• [The task]:
Copy each line exactly. Drop every picture.

>> Start The data

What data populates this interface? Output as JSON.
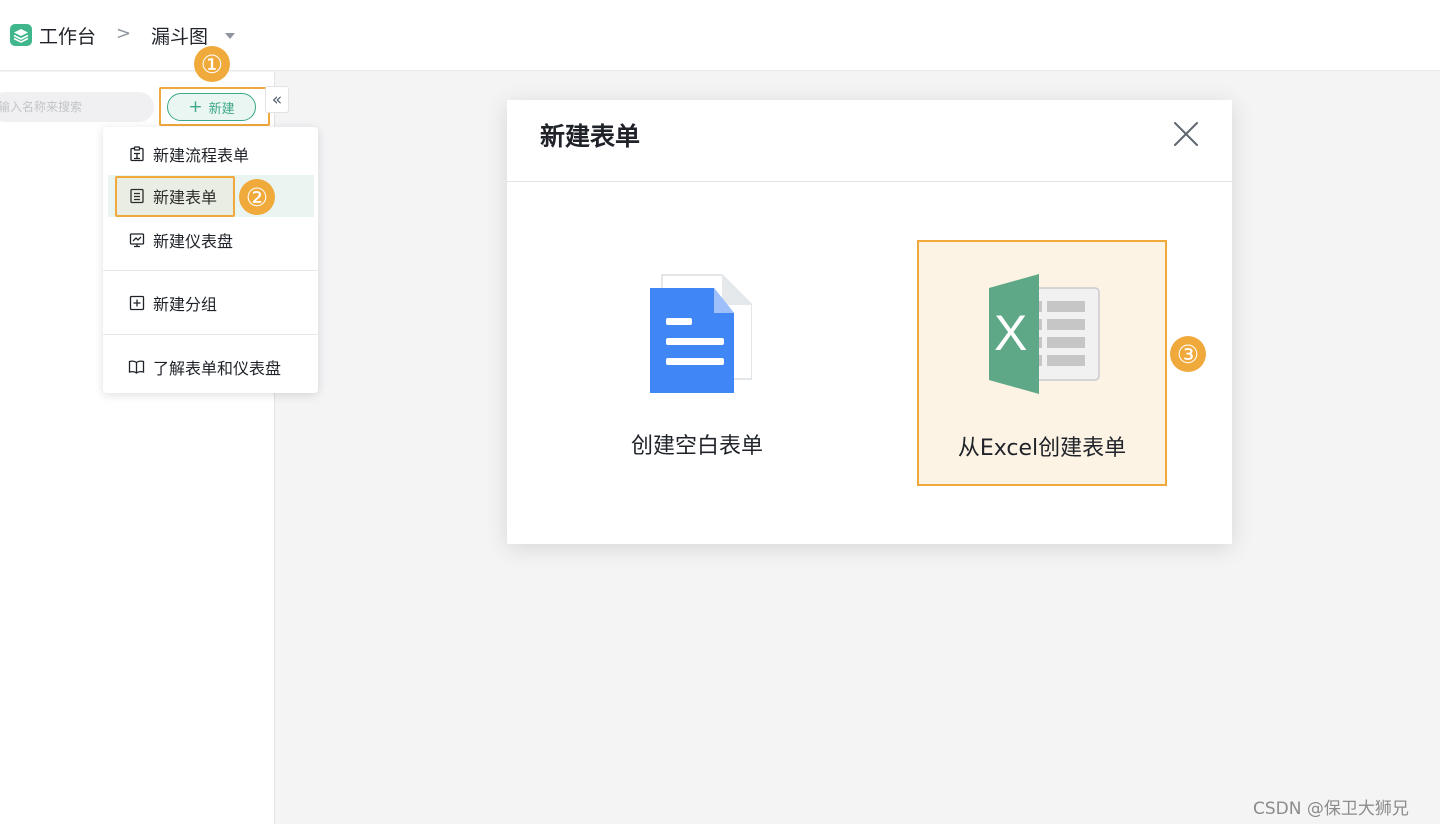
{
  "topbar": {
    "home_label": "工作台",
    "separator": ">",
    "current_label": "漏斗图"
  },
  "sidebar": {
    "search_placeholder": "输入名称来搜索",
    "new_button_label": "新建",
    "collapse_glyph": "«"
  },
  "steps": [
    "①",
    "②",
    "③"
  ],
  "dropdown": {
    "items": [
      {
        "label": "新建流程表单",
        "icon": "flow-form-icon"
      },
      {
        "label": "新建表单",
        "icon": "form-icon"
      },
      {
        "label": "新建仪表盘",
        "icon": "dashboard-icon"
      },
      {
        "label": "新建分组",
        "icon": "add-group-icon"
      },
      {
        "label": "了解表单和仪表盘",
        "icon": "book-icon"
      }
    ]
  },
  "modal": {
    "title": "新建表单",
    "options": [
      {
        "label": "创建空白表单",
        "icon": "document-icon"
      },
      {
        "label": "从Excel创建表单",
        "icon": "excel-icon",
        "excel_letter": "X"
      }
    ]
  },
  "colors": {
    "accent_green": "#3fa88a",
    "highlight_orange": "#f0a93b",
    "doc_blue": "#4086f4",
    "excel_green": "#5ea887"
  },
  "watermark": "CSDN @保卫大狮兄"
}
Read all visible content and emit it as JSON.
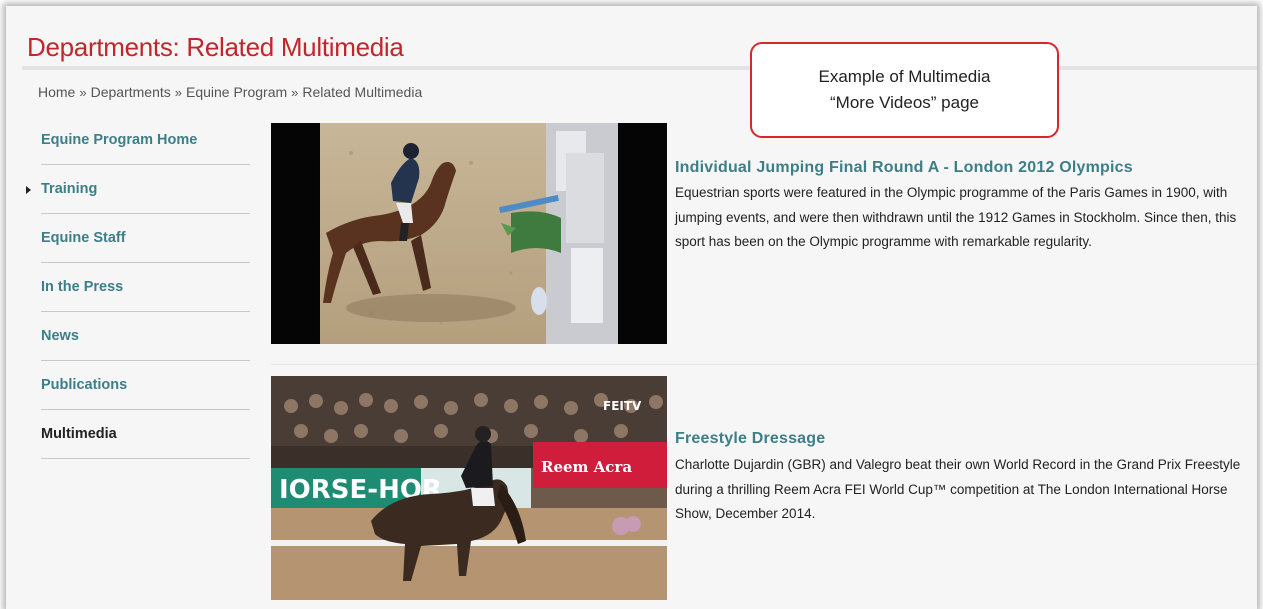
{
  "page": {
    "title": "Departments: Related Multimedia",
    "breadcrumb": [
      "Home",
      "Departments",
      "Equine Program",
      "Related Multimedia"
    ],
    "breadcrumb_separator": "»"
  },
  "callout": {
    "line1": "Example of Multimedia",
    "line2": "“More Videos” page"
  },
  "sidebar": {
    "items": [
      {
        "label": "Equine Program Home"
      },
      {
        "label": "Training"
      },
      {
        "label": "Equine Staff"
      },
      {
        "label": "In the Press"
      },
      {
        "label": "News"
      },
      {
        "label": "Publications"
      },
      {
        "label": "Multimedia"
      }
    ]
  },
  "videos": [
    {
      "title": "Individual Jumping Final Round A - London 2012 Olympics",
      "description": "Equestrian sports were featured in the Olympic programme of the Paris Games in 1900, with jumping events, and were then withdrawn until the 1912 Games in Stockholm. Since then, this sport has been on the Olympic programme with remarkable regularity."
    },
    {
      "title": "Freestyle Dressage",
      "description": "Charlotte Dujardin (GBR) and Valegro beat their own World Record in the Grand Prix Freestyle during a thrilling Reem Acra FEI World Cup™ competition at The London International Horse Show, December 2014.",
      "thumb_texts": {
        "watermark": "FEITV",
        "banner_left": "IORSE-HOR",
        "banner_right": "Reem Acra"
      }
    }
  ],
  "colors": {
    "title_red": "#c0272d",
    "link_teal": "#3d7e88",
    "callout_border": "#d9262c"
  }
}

>> End The data

• [Exercise answer]:
What data populates this interface? Output as JSON.
{
  "topbar": {
    "home_label": "工作台",
    "separator": ">",
    "current_label": "漏斗图"
  },
  "sidebar": {
    "search_placeholder": "输入名称来搜索",
    "new_button_label": "新建",
    "collapse_glyph": "«"
  },
  "steps": [
    "①",
    "②",
    "③"
  ],
  "dropdown": {
    "items": [
      {
        "label": "新建流程表单",
        "icon": "flow-form-icon"
      },
      {
        "label": "新建表单",
        "icon": "form-icon"
      },
      {
        "label": "新建仪表盘",
        "icon": "dashboard-icon"
      },
      {
        "label": "新建分组",
        "icon": "add-group-icon"
      },
      {
        "label": "了解表单和仪表盘",
        "icon": "book-icon"
      }
    ]
  },
  "modal": {
    "title": "新建表单",
    "options": [
      {
        "label": "创建空白表单",
        "icon": "document-icon"
      },
      {
        "label": "从Excel创建表单",
        "icon": "excel-icon",
        "excel_letter": "X"
      }
    ]
  },
  "colors": {
    "accent_green": "#3fa88a",
    "highlight_orange": "#f0a93b",
    "doc_blue": "#4086f4",
    "excel_green": "#5ea887"
  },
  "watermark": "CSDN @保卫大狮兄"
}
Read all visible content and emit it as JSON.
{
  "page": {
    "title": "Departments: Related Multimedia",
    "breadcrumb": [
      "Home",
      "Departments",
      "Equine Program",
      "Related Multimedia"
    ],
    "breadcrumb_separator": "»"
  },
  "callout": {
    "line1": "Example of Multimedia",
    "line2": "“More Videos” page"
  },
  "sidebar": {
    "items": [
      {
        "label": "Equine Program Home"
      },
      {
        "label": "Training"
      },
      {
        "label": "Equine Staff"
      },
      {
        "label": "In the Press"
      },
      {
        "label": "News"
      },
      {
        "label": "Publications"
      },
      {
        "label": "Multimedia"
      }
    ]
  },
  "videos": [
    {
      "title": "Individual Jumping Final Round A - London 2012 Olympics",
      "description": "Equestrian sports were featured in the Olympic programme of the Paris Games in 1900, with jumping events, and were then withdrawn until the 1912 Games in Stockholm. Since then, this sport has been on the Olympic programme with remarkable regularity."
    },
    {
      "title": "Freestyle Dressage",
      "description": "Charlotte Dujardin (GBR) and Valegro beat their own World Record in the Grand Prix Freestyle during a thrilling Reem Acra FEI World Cup™ competition at The London International Horse Show, December 2014.",
      "thumb_texts": {
        "watermark": "FEITV",
        "banner_left": "IORSE-HOR",
        "banner_right": "Reem Acra"
      }
    }
  ],
  "colors": {
    "title_red": "#c0272d",
    "link_teal": "#3d7e88",
    "callout_border": "#d9262c"
  }
}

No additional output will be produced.